--- Page extract ---
##########

What’s Wrong With Obamacare.

March 3, 2010 at 12:09 pm (By Amba) (, )

I don’t have to tell you, because this says it all.

Now don’t get marooned in politics, go read Donna’s wonderful post below.

24 Comments

  1. Donna B. said,

    A 14 page bill? We need to send all our legislators to Canada immediately.

  2. wj said,

    Donna, what offense did the Canadians ever do to you??? ;-)

  3. Maxwell said,

    Careful, Donna – they might come back with a 14-page bill for single payer.

    In all seriousness, that article told me nothing about what’s wrong with Obamacare – just what’s wrong with the US legislative system.

  4. Donna B. said,

    True Maxwell, but then they’d actually to have to admit that’s what they are voting for.

  5. amba12 said,

    Maxwell — to know what’s wrong with Obamacare, you’d have to read the bill. Very few people have the time or fortitude to wade through the bill or the bureaucratese descrambler to make sense of it. And that’s what’s wrong with Obamacare. It’s hidden in plain sight — in obfuscating language, in self-contradiction, in verbal and bureaucratic overkill. The medium is the message, in this case.

  6. Peter Hoh said,

    Single payer is only okay if it’s for veterans and seniors.

  7. Peter Hoh said,

    Gratzner’s suggestion that Congress be allowed to vote on each provision, thus ensuring that the popular bits get passed while the unpopular bits languish, is disingenuous. The popular bits — like getting rid of exclusions for pre-existing conditions — require the unpopular bits — like the individual mandate — in order to work.

    At issue are the millions of uninsured Americans who lack primary care but can access expensive emergency room care, paid for by some combination of taxes and higher insurance premiums paid by those with health insurance.

    If there were a simple, 30 page bill that could solve this problem, it would have been done already. When the GOP had control of Congress, they pushed through Medicare, Part D, but did nothing to address the problem of the uninsured. This, unfortunately, is the result.

  8. amba12 said,

    Single payer is okay for veterans because the country owes them for their service. So it provides education and health care. That seems a fair exchange.

    As for seniors, society has taken that burden on because otherwise it is just too big. While health care costs generally are big, they are randomly big. Apart from smoking, which is voluntary, even other lifestyle factors affect people in a rather randomly inconsistent way, depending on complex genetic and other factors. Age is a consistent, monolithic actuarial risk.

    I’m not saying you can’t make arguments for single payer for everybody. I’m saying why I think the above arguments have prevailed even in a society where there is a strong fear of further enlarging and empowering government, stronger than the fear of being exposed to life’s risks. I think my one criticism of that fear is that it perhaps should be more of an across-the-board fear of bigness generally. As in “too big to fail.”

  9. amba12 said,

    The Republicans pushed through Medicare, Part D. Someone more knowledgeable please tell me to what extent that is an out-of-control government entitlement and to what extent it is a sweetheart deal for big pharma.

    The Big tend to go hand in hand like Brad and Angelina — the way celebrities marry other celebrities. Who else understands?

##########

--- Provided information ---
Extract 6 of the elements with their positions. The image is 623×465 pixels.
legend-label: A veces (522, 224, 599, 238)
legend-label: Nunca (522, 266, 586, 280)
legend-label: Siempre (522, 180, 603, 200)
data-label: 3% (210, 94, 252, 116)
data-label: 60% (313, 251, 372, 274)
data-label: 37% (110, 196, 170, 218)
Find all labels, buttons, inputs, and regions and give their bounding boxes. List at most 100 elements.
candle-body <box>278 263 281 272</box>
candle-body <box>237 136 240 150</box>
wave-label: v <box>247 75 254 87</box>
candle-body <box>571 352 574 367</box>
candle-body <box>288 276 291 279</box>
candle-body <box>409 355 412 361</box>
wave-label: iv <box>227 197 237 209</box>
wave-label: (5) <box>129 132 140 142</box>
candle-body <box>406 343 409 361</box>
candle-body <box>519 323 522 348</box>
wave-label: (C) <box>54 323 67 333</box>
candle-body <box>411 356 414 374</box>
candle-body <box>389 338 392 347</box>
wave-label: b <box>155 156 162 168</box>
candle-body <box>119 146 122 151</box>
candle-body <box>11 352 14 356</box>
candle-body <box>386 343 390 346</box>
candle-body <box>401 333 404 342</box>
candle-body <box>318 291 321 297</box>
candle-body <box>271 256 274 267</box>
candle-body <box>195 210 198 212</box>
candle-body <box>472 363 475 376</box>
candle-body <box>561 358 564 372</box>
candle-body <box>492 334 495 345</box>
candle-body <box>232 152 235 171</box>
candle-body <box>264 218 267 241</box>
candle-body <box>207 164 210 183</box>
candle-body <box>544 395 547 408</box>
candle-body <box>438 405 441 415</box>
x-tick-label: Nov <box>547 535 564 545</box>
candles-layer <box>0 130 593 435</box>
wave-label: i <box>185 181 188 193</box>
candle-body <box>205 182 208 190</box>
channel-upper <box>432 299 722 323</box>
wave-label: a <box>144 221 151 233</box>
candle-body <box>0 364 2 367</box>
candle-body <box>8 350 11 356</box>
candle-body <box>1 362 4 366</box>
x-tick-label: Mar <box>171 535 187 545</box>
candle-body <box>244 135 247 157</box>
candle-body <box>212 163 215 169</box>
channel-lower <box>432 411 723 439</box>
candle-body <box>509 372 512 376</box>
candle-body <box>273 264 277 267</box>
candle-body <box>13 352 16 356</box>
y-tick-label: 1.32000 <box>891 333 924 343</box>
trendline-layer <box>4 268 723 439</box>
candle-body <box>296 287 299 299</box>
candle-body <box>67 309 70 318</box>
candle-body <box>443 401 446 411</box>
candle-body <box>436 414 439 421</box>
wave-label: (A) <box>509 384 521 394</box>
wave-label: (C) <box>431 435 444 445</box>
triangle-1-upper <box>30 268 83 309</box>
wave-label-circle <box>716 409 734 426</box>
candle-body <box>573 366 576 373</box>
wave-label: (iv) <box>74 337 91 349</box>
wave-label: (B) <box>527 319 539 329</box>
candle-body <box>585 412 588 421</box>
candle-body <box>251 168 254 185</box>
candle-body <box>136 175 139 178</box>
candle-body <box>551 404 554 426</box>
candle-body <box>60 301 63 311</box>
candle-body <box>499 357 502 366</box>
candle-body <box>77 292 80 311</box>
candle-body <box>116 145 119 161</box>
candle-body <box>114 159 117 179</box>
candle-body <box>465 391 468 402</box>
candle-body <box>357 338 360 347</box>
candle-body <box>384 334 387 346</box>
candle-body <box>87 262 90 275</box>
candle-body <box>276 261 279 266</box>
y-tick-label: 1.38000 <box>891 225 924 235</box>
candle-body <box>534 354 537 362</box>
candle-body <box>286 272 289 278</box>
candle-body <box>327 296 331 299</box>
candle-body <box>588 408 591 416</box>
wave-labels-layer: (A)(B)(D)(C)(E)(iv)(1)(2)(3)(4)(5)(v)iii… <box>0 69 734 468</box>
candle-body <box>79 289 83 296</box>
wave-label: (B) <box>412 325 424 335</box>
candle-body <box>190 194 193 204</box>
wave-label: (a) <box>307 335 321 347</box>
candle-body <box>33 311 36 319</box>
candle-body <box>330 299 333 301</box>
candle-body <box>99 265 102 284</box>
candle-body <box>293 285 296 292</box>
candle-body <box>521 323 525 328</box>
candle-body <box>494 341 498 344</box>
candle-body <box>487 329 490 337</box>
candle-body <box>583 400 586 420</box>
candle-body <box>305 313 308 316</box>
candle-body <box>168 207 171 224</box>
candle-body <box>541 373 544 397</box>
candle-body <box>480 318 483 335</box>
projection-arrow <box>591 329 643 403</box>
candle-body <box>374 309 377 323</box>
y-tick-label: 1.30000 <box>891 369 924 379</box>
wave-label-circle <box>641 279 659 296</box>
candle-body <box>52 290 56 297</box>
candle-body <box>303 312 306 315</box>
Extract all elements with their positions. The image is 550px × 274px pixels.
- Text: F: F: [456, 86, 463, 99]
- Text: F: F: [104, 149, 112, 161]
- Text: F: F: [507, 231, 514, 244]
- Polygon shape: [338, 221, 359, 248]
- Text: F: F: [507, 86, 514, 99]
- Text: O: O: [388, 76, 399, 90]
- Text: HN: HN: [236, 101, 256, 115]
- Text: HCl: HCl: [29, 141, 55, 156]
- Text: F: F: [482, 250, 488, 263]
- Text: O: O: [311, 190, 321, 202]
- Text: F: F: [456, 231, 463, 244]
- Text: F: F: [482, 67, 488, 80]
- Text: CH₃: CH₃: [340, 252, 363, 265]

##########

--- Required work ---
[a] Quote everything in the Obamacare post from "24 Comments" down to "for single payer.".
[b] Answer these questions about the Obamacare post:
(i) How many comments does the post list?
(ii) What length does Maxwell say a bill for single payer might come back with?
(iii) According to Peter Hoh, what did the GOP push through when it had control of Congress?
The rows have nothing to do with the Obamacare post.

--- Solution set ---
[a]
24 Comments

  1. Donna B. said,

    A 14 page bill? We need to send all our legislators to Canada immediately.

  2. wj said,

    Donna, what offense did the Canadians ever do to you??? ;-)

  3. Maxwell said,

    Careful, Donna – they might come back with a 14-page bill for single payer.

[b]
(i) 24
(ii) 14 pages
(iii) Medicare, Part D